[Element boundary records]
>>>

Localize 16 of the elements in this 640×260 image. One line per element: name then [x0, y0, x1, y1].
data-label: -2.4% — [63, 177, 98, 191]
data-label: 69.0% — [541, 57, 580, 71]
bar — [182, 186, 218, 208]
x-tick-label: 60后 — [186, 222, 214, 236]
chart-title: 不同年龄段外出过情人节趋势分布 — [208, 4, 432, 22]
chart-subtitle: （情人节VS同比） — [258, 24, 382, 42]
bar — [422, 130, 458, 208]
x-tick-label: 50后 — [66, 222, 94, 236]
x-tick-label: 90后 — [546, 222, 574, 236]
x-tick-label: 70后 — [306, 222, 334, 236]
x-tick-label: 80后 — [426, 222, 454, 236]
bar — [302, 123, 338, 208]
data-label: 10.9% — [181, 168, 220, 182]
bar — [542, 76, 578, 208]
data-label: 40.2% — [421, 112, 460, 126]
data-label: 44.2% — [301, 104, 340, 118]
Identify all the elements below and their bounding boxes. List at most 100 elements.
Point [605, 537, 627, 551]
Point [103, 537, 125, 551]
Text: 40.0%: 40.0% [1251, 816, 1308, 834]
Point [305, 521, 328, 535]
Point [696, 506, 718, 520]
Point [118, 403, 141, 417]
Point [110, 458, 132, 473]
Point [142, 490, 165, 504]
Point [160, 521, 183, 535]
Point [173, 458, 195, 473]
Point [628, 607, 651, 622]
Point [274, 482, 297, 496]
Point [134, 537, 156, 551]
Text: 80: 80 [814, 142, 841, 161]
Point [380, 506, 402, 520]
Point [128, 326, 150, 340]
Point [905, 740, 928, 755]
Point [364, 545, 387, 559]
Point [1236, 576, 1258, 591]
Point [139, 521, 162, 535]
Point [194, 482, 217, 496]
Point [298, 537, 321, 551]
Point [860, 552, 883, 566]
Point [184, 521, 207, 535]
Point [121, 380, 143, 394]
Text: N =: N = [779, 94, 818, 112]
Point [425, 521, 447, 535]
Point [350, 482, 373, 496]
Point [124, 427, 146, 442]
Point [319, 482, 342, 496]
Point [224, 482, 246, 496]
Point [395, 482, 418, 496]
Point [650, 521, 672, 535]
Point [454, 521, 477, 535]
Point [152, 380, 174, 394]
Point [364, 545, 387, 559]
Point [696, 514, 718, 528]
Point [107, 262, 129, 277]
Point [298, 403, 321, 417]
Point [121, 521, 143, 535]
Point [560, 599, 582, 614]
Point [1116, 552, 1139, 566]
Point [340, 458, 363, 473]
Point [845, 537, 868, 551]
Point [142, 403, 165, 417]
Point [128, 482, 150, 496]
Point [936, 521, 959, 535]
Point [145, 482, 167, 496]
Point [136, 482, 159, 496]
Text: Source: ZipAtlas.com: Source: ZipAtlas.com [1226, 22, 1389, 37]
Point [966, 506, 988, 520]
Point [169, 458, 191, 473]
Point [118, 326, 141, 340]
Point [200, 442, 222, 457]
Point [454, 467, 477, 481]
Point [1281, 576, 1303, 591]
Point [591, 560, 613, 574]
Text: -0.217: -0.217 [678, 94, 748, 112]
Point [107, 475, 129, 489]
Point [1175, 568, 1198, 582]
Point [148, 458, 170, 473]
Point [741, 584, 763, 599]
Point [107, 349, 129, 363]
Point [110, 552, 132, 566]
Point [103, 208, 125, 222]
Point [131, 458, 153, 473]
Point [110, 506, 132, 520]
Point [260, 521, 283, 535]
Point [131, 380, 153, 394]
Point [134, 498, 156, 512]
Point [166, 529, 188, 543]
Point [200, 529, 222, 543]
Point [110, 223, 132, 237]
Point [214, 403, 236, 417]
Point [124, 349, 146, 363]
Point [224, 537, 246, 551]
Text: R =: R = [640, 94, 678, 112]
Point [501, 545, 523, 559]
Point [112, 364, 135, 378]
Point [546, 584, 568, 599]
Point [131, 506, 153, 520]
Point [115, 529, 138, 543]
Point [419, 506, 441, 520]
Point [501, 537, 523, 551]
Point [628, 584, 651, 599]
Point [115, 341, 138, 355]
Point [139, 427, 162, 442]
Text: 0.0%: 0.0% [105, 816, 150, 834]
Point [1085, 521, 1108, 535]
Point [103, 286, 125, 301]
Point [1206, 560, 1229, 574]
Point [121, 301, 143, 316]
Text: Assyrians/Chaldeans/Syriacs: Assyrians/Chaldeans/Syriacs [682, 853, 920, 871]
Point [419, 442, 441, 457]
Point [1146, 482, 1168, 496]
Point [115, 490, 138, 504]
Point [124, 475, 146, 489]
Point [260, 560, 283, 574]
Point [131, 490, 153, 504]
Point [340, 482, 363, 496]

<<<

State how many lines in the listing contain the word "elements", and reply with the number alone.

WORKED SOLUTION
2